§ **Raw data**:
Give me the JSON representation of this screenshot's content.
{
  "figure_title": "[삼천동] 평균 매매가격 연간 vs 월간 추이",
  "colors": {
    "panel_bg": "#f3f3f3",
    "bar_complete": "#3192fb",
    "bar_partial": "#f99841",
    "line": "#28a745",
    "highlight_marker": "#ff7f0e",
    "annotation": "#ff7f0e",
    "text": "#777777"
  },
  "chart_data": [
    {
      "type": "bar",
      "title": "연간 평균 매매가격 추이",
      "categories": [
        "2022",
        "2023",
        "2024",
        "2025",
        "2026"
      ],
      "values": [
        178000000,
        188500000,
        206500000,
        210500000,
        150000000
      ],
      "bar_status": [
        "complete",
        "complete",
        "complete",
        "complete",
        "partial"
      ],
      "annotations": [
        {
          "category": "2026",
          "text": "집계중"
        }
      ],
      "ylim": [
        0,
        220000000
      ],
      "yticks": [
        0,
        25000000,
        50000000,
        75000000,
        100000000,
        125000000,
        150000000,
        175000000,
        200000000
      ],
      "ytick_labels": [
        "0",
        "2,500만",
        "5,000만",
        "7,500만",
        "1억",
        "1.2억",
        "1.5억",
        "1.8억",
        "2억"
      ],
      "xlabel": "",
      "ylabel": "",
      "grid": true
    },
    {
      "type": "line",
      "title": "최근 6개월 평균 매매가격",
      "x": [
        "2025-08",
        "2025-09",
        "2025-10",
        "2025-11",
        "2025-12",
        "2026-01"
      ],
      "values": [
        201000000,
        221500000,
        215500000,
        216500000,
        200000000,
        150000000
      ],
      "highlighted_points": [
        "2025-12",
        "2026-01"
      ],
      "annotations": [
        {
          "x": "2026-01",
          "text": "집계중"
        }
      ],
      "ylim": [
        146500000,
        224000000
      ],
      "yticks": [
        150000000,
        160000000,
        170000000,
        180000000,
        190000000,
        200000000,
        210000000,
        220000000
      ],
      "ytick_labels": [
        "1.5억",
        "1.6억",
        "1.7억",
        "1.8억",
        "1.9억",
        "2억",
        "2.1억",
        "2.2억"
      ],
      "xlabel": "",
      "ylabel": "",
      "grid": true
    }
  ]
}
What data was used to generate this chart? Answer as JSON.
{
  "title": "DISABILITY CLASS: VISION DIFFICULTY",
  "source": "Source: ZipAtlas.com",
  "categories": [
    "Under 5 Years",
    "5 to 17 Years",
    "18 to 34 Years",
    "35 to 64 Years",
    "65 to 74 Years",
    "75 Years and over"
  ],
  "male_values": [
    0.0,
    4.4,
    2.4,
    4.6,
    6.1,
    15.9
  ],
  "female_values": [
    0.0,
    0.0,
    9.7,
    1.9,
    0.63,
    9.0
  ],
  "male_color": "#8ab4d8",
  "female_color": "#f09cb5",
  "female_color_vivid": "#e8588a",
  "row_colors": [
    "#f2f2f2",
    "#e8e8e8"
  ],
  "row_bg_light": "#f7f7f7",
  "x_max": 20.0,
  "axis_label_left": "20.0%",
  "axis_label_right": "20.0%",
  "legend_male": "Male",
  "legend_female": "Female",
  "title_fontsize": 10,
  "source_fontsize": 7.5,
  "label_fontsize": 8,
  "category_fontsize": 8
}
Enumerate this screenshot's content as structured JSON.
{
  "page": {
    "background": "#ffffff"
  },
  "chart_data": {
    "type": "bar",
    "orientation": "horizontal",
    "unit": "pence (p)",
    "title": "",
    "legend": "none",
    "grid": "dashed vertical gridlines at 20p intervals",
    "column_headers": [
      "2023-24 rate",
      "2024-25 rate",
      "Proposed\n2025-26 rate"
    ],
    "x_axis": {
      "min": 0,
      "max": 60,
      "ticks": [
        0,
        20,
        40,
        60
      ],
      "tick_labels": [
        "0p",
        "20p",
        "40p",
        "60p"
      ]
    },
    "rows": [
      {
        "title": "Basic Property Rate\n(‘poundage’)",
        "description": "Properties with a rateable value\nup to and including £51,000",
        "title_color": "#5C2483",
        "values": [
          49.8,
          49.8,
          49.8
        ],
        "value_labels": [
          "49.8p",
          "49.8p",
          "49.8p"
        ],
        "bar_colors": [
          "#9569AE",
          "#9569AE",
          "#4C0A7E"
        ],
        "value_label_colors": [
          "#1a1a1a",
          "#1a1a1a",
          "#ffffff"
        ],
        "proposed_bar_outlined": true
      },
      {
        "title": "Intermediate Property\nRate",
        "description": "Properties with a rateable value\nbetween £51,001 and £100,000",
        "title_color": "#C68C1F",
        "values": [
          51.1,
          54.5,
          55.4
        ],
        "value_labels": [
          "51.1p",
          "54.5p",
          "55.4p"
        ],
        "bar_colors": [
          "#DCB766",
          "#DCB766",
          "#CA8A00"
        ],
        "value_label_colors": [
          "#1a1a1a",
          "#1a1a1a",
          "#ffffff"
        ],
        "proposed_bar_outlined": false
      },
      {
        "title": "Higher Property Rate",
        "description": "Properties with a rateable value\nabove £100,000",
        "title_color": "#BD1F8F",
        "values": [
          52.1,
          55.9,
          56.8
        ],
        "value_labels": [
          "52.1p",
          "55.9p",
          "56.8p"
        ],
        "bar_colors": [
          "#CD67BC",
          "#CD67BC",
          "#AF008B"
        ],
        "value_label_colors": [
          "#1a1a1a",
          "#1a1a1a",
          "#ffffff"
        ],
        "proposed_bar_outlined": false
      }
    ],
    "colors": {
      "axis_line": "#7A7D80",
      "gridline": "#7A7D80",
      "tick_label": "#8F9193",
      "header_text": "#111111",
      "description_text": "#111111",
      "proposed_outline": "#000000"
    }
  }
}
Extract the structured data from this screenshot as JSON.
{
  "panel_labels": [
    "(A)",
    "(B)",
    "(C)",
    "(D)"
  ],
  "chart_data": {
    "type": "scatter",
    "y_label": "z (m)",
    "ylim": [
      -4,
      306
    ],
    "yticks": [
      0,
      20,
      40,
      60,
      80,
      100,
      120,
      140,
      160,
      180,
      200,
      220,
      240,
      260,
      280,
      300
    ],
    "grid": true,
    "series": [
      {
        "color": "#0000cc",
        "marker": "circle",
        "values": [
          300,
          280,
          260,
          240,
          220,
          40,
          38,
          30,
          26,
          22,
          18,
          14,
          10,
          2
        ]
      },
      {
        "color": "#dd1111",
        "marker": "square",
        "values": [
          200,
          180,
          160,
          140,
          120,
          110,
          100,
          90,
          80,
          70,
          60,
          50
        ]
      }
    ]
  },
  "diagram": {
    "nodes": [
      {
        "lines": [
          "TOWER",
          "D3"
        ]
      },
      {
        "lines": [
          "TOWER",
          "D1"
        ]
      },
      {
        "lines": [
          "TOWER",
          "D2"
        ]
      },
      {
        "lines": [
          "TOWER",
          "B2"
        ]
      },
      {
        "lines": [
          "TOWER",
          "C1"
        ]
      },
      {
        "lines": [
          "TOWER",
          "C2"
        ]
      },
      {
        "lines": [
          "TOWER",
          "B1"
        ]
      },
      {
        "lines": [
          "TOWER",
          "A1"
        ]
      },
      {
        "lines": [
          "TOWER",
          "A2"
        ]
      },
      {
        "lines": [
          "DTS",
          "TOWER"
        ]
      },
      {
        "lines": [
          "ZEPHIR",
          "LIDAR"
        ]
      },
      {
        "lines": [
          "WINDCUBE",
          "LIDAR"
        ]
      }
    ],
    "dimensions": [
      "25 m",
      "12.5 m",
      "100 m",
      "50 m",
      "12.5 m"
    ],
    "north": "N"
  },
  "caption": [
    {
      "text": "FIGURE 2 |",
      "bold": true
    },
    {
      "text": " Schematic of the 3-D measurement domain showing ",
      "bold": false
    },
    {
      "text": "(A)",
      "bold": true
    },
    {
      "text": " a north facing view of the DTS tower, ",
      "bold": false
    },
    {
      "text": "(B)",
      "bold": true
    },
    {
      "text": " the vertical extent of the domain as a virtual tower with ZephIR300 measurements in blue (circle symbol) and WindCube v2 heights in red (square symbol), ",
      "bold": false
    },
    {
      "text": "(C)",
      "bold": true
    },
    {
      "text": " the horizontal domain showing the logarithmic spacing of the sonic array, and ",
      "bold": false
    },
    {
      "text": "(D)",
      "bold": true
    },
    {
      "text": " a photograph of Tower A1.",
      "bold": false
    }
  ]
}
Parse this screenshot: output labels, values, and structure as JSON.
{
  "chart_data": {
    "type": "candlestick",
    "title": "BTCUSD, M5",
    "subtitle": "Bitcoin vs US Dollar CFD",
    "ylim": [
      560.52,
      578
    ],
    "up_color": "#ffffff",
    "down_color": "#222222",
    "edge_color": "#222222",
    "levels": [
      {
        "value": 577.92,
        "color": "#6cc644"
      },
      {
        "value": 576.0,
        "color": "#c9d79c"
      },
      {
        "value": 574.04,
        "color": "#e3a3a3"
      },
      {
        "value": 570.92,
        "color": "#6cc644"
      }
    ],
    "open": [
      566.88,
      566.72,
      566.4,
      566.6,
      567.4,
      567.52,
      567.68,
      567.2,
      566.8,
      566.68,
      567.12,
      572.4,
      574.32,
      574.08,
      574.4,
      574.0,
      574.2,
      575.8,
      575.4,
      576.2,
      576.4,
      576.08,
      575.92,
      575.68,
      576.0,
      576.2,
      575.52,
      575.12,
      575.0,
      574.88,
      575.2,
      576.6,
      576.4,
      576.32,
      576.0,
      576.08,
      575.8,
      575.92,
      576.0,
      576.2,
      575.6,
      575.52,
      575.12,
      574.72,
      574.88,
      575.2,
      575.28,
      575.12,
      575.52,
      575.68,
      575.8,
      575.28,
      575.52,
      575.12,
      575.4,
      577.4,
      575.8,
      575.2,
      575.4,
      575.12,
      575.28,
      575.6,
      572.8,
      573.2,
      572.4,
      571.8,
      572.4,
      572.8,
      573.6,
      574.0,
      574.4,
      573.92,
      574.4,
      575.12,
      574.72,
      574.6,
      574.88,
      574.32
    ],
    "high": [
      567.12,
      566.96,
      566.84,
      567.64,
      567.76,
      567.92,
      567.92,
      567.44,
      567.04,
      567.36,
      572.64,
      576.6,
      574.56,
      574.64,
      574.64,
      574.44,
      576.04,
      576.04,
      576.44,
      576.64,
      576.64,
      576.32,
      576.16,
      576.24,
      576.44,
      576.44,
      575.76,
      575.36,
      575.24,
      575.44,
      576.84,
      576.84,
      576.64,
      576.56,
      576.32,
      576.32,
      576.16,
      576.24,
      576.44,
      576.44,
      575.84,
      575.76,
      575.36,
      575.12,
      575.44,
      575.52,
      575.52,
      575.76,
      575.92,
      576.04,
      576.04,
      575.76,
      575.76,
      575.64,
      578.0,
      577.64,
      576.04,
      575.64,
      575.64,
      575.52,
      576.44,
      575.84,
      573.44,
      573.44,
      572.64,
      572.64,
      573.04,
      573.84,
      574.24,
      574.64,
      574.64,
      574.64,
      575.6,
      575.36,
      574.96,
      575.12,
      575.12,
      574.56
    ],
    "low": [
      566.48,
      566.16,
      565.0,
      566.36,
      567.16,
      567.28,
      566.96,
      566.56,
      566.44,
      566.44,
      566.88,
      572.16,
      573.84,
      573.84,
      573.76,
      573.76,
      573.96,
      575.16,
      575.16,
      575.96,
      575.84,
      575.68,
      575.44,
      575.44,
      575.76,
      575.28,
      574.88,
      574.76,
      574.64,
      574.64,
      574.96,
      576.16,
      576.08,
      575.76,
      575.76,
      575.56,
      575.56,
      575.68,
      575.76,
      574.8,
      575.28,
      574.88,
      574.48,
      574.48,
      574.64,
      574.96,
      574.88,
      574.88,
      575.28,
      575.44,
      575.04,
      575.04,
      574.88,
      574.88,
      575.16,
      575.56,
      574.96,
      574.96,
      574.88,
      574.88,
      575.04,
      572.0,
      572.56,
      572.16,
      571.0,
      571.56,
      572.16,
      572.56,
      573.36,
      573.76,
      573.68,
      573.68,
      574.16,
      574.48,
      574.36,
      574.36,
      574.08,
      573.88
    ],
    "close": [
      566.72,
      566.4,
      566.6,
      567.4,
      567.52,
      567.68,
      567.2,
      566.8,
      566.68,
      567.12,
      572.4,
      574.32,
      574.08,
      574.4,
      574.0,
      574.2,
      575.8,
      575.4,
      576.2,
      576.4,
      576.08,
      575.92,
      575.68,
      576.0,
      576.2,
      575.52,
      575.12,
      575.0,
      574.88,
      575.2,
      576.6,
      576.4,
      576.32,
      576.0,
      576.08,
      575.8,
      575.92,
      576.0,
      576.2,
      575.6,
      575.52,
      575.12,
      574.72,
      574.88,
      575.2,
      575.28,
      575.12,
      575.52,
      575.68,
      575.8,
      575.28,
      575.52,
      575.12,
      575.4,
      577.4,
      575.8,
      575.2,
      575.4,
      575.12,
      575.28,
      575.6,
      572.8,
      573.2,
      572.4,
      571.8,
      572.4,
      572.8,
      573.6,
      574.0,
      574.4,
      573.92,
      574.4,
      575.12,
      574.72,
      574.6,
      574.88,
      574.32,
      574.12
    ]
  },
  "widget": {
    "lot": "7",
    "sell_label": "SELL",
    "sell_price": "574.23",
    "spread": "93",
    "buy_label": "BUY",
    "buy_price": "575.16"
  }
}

§ **Stated exercise**: Looking at the listing above, how many of its lines contain the string "매매가격"? Give the number alone.

§ **Output**: 3